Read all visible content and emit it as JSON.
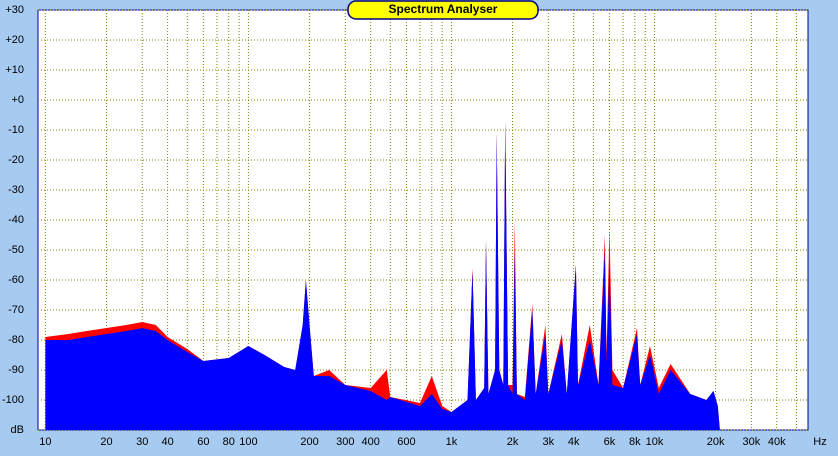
{
  "chart_data": {
    "type": "area",
    "title": "Spectrum Analyser",
    "x_label": "Hz",
    "log_x": true,
    "grid": true,
    "xlim": [
      9.2,
      57000
    ],
    "ylim": [
      -110,
      30
    ],
    "xticks": [
      10,
      20,
      30,
      40,
      60,
      80,
      100,
      200,
      300,
      400,
      600,
      {
        "value": 1000,
        "label": "1k"
      },
      {
        "value": 2000,
        "label": "2k"
      },
      {
        "value": 3000,
        "label": "3k"
      },
      {
        "value": 4000,
        "label": "4k"
      },
      {
        "value": 6000,
        "label": "6k"
      },
      {
        "value": 8000,
        "label": "8k"
      },
      {
        "value": 10000,
        "label": "10k"
      },
      {
        "value": 20000,
        "label": "20k"
      },
      {
        "value": 30000,
        "label": "30k"
      },
      {
        "value": 40000,
        "label": "40k"
      }
    ],
    "x_minor_grid": [
      50,
      70,
      90,
      500,
      700,
      800,
      900,
      5000,
      7000,
      9000,
      50000
    ],
    "yticks": [
      {
        "value": -110,
        "label": "dB"
      },
      -100,
      -90,
      -80,
      -70,
      -60,
      -50,
      -40,
      -30,
      -20,
      -10,
      {
        "value": 0,
        "label": "+0"
      },
      {
        "value": 10,
        "label": "+10"
      },
      {
        "value": 20,
        "label": "+20"
      },
      {
        "value": 30,
        "label": "+30"
      }
    ],
    "x": [
      10,
      13,
      16,
      20,
      25,
      30,
      35,
      40,
      50,
      60,
      80,
      100,
      120,
      150,
      170,
      185,
      192,
      200,
      210,
      250,
      300,
      400,
      480,
      500,
      700,
      800,
      900,
      1000,
      1200,
      1270,
      1320,
      1450,
      1480,
      1520,
      1640,
      1670,
      1720,
      1800,
      1840,
      1900,
      2000,
      2050,
      2100,
      2300,
      2500,
      2600,
      2900,
      3000,
      3500,
      3700,
      4100,
      4200,
      4800,
      5300,
      5700,
      5800,
      6000,
      6200,
      7000,
      8200,
      8500,
      9500,
      10500,
      12000,
      15000,
      18000,
      19500,
      20500,
      21000
    ],
    "series": [
      {
        "color": "#ff0000",
        "values": [
          -79,
          -78,
          -77,
          -76,
          -75,
          -74,
          -75,
          -79,
          -83,
          -87,
          -86,
          -82,
          -85,
          -89,
          -90,
          -75,
          -60,
          -75,
          -92,
          -90,
          -95,
          -96,
          -90,
          -99,
          -101,
          -92,
          -102,
          -104,
          -100,
          -56,
          -100,
          -96,
          -47,
          -98,
          -90,
          -11,
          -90,
          -95,
          -7,
          -95,
          -95,
          -40,
          -98,
          -99,
          -68,
          -98,
          -75,
          -98,
          -78,
          -98,
          -55,
          -95,
          -75,
          -95,
          -45,
          -85,
          -43,
          -90,
          -96,
          -76,
          -95,
          -82,
          -96,
          -88,
          -98,
          -100,
          -97,
          -102,
          -110
        ]
      },
      {
        "color": "#0000ff",
        "values": [
          -80,
          -80,
          -79,
          -78,
          -77,
          -76,
          -77,
          -80,
          -84,
          -87,
          -86,
          -82,
          -85,
          -89,
          -90,
          -75,
          -60,
          -75,
          -92,
          -92,
          -95,
          -97,
          -100,
          -99,
          -102,
          -98,
          -103,
          -104,
          -100,
          -57,
          -100,
          -96,
          -47,
          -98,
          -90,
          -11,
          -90,
          -95,
          -7,
          -95,
          -98,
          -50,
          -98,
          -100,
          -70,
          -98,
          -78,
          -98,
          -80,
          -98,
          -55,
          -95,
          -80,
          -95,
          -50,
          -88,
          -55,
          -95,
          -96,
          -78,
          -95,
          -85,
          -98,
          -90,
          -98,
          -100,
          -97,
          -102,
          -110
        ]
      }
    ]
  }
}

= = = =

WHAT TO WORK ON
Omit the pictures, and quote the material above exactly as given.

RESULT FOR THIS TASK
Read all visible content and emit it as JSON.
{
  "chart_data": {
    "type": "area",
    "title": "Spectrum Analyser",
    "x_label": "Hz",
    "log_x": true,
    "grid": true,
    "xlim": [
      9.2,
      57000
    ],
    "ylim": [
      -110,
      30
    ],
    "xticks": [
      10,
      20,
      30,
      40,
      60,
      80,
      100,
      200,
      300,
      400,
      600,
      {
        "value": 1000,
        "label": "1k"
      },
      {
        "value": 2000,
        "label": "2k"
      },
      {
        "value": 3000,
        "label": "3k"
      },
      {
        "value": 4000,
        "label": "4k"
      },
      {
        "value": 6000,
        "label": "6k"
      },
      {
        "value": 8000,
        "label": "8k"
      },
      {
        "value": 10000,
        "label": "10k"
      },
      {
        "value": 20000,
        "label": "20k"
      },
      {
        "value": 30000,
        "label": "30k"
      },
      {
        "value": 40000,
        "label": "40k"
      }
    ],
    "x_minor_grid": [
      50,
      70,
      90,
      500,
      700,
      800,
      900,
      5000,
      7000,
      9000,
      50000
    ],
    "yticks": [
      {
        "value": -110,
        "label": "dB"
      },
      -100,
      -90,
      -80,
      -70,
      -60,
      -50,
      -40,
      -30,
      -20,
      -10,
      {
        "value": 0,
        "label": "+0"
      },
      {
        "value": 10,
        "label": "+10"
      },
      {
        "value": 20,
        "label": "+20"
      },
      {
        "value": 30,
        "label": "+30"
      }
    ],
    "x": [
      10,
      13,
      16,
      20,
      25,
      30,
      35,
      40,
      50,
      60,
      80,
      100,
      120,
      150,
      170,
      185,
      192,
      200,
      210,
      250,
      300,
      400,
      480,
      500,
      700,
      800,
      900,
      1000,
      1200,
      1270,
      1320,
      1450,
      1480,
      1520,
      1640,
      1670,
      1720,
      1800,
      1840,
      1900,
      2000,
      2050,
      2100,
      2300,
      2500,
      2600,
      2900,
      3000,
      3500,
      3700,
      4100,
      4200,
      4800,
      5300,
      5700,
      5800,
      6000,
      6200,
      7000,
      8200,
      8500,
      9500,
      10500,
      12000,
      15000,
      18000,
      19500,
      20500,
      21000
    ],
    "series": [
      {
        "color": "#ff0000",
        "values": [
          -79,
          -78,
          -77,
          -76,
          -75,
          -74,
          -75,
          -79,
          -83,
          -87,
          -86,
          -82,
          -85,
          -89,
          -90,
          -75,
          -60,
          -75,
          -92,
          -90,
          -95,
          -96,
          -90,
          -99,
          -101,
          -92,
          -102,
          -104,
          -100,
          -56,
          -100,
          -96,
          -47,
          -98,
          -90,
          -11,
          -90,
          -95,
          -7,
          -95,
          -95,
          -40,
          -98,
          -99,
          -68,
          -98,
          -75,
          -98,
          -78,
          -98,
          -55,
          -95,
          -75,
          -95,
          -45,
          -85,
          -43,
          -90,
          -96,
          -76,
          -95,
          -82,
          -96,
          -88,
          -98,
          -100,
          -97,
          -102,
          -110
        ]
      },
      {
        "color": "#0000ff",
        "values": [
          -80,
          -80,
          -79,
          -78,
          -77,
          -76,
          -77,
          -80,
          -84,
          -87,
          -86,
          -82,
          -85,
          -89,
          -90,
          -75,
          -60,
          -75,
          -92,
          -92,
          -95,
          -97,
          -100,
          -99,
          -102,
          -98,
          -103,
          -104,
          -100,
          -57,
          -100,
          -96,
          -47,
          -98,
          -90,
          -11,
          -90,
          -95,
          -7,
          -95,
          -98,
          -50,
          -98,
          -100,
          -70,
          -98,
          -78,
          -98,
          -80,
          -98,
          -55,
          -95,
          -80,
          -95,
          -50,
          -88,
          -55,
          -95,
          -96,
          -78,
          -95,
          -85,
          -98,
          -90,
          -98,
          -100,
          -97,
          -102,
          -110
        ]
      }
    ]
  }
}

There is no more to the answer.